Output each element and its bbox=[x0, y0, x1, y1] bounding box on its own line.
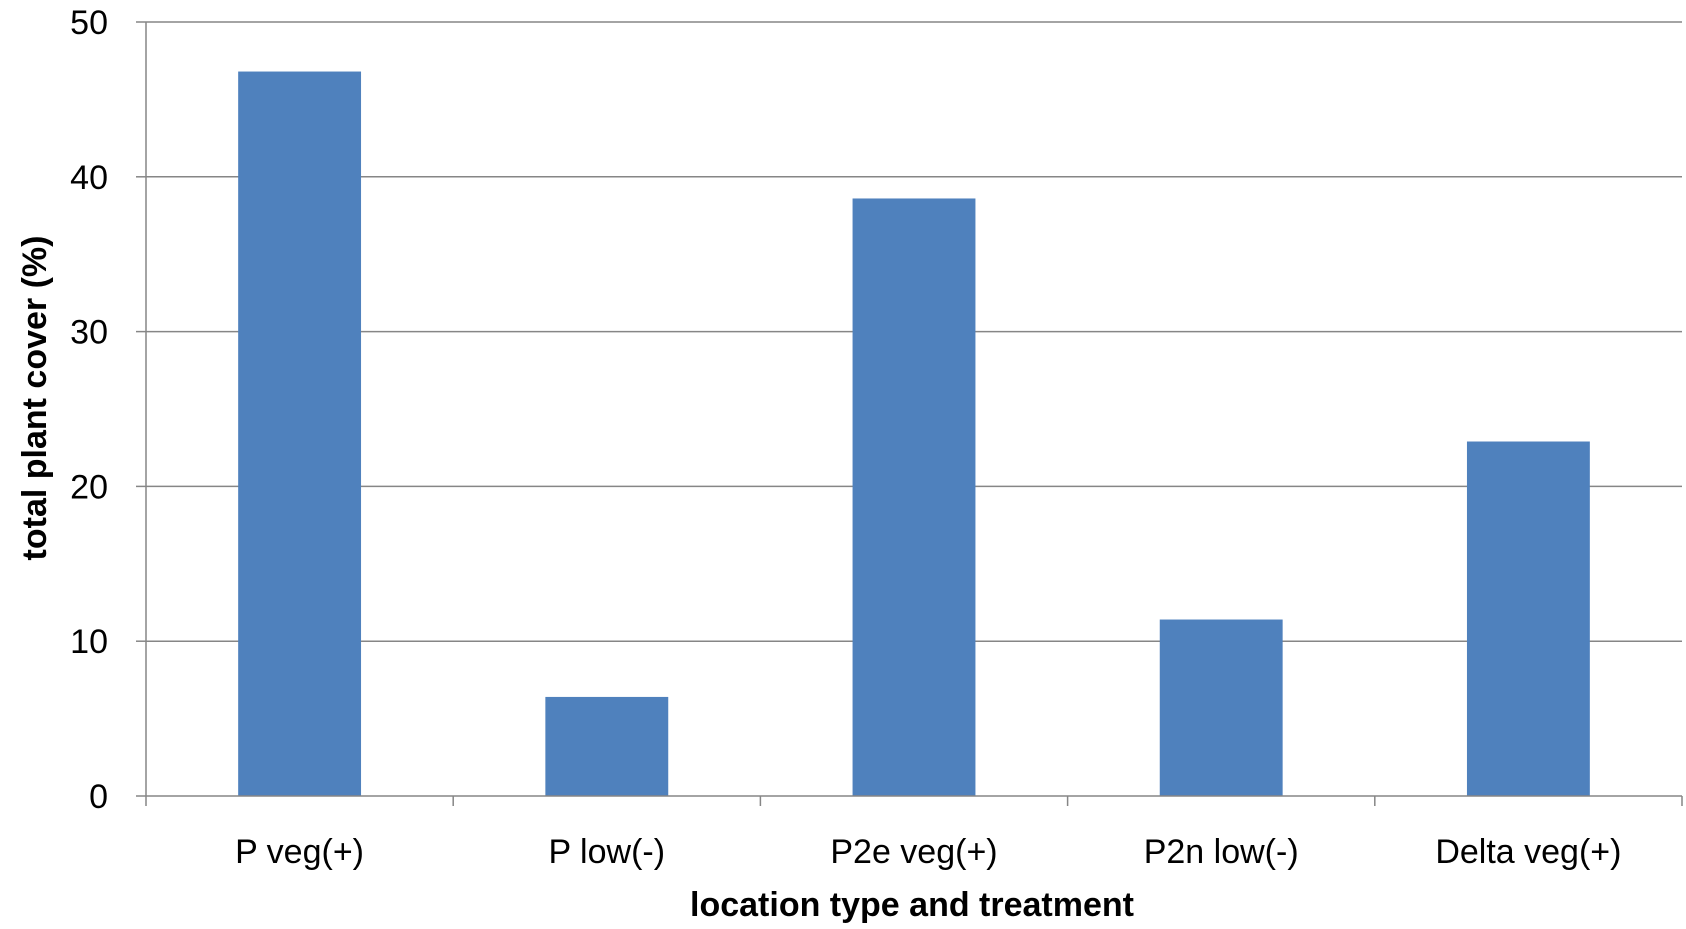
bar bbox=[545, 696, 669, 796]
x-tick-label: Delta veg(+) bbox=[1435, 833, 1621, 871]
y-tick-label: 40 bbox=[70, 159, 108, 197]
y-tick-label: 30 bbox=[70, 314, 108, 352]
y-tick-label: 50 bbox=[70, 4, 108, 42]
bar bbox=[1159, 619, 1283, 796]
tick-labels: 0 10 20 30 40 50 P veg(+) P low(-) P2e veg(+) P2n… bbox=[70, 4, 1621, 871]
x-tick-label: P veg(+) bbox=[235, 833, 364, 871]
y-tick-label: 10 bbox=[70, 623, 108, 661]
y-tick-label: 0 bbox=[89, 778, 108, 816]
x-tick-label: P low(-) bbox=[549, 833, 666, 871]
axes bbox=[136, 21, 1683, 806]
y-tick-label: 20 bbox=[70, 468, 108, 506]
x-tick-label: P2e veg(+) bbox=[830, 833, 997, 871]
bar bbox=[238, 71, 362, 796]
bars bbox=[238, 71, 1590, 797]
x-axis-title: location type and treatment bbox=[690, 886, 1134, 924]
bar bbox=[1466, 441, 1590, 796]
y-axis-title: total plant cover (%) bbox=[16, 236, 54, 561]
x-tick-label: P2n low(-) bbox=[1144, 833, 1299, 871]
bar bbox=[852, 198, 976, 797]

- - - - -

- **OBJECTIVE**: Could you retype every line of the material above exactly, leaving out the picture?

- **TASK RESPONSE**:
Output each element and its bbox=[x0, y0, x1, y1] bounding box on its own line.
bar bbox=[545, 696, 669, 796]
x-tick-label: Delta veg(+) bbox=[1435, 833, 1621, 871]
y-tick-label: 40 bbox=[70, 159, 108, 197]
y-tick-label: 30 bbox=[70, 314, 108, 352]
y-tick-label: 50 bbox=[70, 4, 108, 42]
bar bbox=[1159, 619, 1283, 796]
tick-labels: 0 10 20 30 40 50 P veg(+) P low(-) P2e veg(+) P2n… bbox=[70, 4, 1621, 871]
x-tick-label: P veg(+) bbox=[235, 833, 364, 871]
y-tick-label: 10 bbox=[70, 623, 108, 661]
y-tick-label: 0 bbox=[89, 778, 108, 816]
x-tick-label: P low(-) bbox=[549, 833, 666, 871]
axes bbox=[136, 21, 1683, 806]
y-tick-label: 20 bbox=[70, 468, 108, 506]
x-tick-label: P2e veg(+) bbox=[830, 833, 997, 871]
bar bbox=[238, 71, 362, 796]
bars bbox=[238, 71, 1590, 797]
x-axis-title: location type and treatment bbox=[690, 886, 1134, 924]
bar bbox=[1466, 441, 1590, 796]
y-axis-title: total plant cover (%) bbox=[16, 236, 54, 561]
x-tick-label: P2n low(-) bbox=[1144, 833, 1299, 871]
bar bbox=[852, 198, 976, 797]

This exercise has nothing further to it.